## EXERCISE BRIEF
Within the records below, find each line that holds the string "handle", then copy it.

## DATASET RECORDS
......
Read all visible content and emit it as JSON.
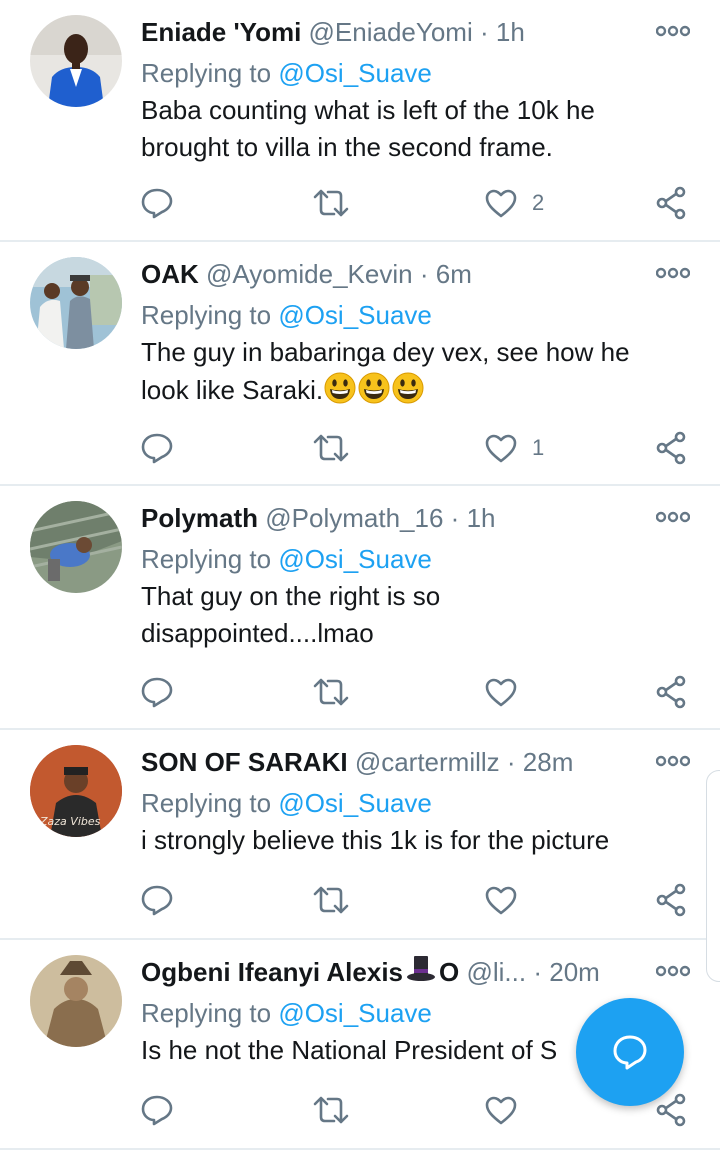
{
  "tweets": [
    {
      "name": "Eniade 'Yomi",
      "handle": "@EniadeYomi",
      "dot": "·",
      "time": "1h",
      "replying_prefix": "Replying to ",
      "replying_to": "@Osi_Suave",
      "text_lines": [
        "Baba counting what is left of the 10k he",
        "brought to villa in the second frame."
      ],
      "likes": "2"
    },
    {
      "name": "OAK",
      "handle": "@Ayomide_Kevin",
      "dot": "·",
      "time": "6m",
      "replying_prefix": "Replying to ",
      "replying_to": "@Osi_Suave",
      "text_lines": [
        "The guy in babaringa dey vex, see how he",
        "look like Saraki."
      ],
      "emojis": [
        "grinning-face",
        "grinning-face",
        "grinning-face"
      ],
      "likes": "1"
    },
    {
      "name": "Polymath",
      "handle": "@Polymath_16",
      "dot": "·",
      "time": "1h",
      "replying_prefix": "Replying to ",
      "replying_to": "@Osi_Suave",
      "text_lines": [
        "That guy on the right is so",
        "disappointed....lmao"
      ],
      "likes": ""
    },
    {
      "name": "SON OF SARAKI",
      "handle": "@cartermillz",
      "dot": "·",
      "time": "28m",
      "replying_prefix": "Replying to ",
      "replying_to": "@Osi_Suave",
      "text_lines": [
        "i strongly believe this 1k is for the picture"
      ],
      "likes": ""
    },
    {
      "name": "Ogbeni Ifeanyi Alexis",
      "name_suffix": "O",
      "name_emoji": "top-hat",
      "handle": "@li...",
      "dot": "·",
      "time": "20m",
      "replying_prefix": "Replying to ",
      "replying_to": "@Osi_Suave",
      "text_lines": [
        "Is he not the National President of S"
      ],
      "likes": ""
    }
  ],
  "icons": {
    "more": "more-options-icon",
    "reply": "reply-icon",
    "retweet": "retweet-icon",
    "like": "heart-icon",
    "share": "share-icon",
    "compose": "compose-reply-icon"
  },
  "colors": {
    "accent": "#1da1f2",
    "muted": "#657786",
    "text": "#14171a",
    "divider": "#e6ecf0"
  }
}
......
## EXERCISE RESULT
      "handle": "@EniadeYomi",
      "handle": "@Ayomide_Kevin",
      "handle": "@Polymath_16",
      "handle": "@cartermillz",
      "handle": "@li...",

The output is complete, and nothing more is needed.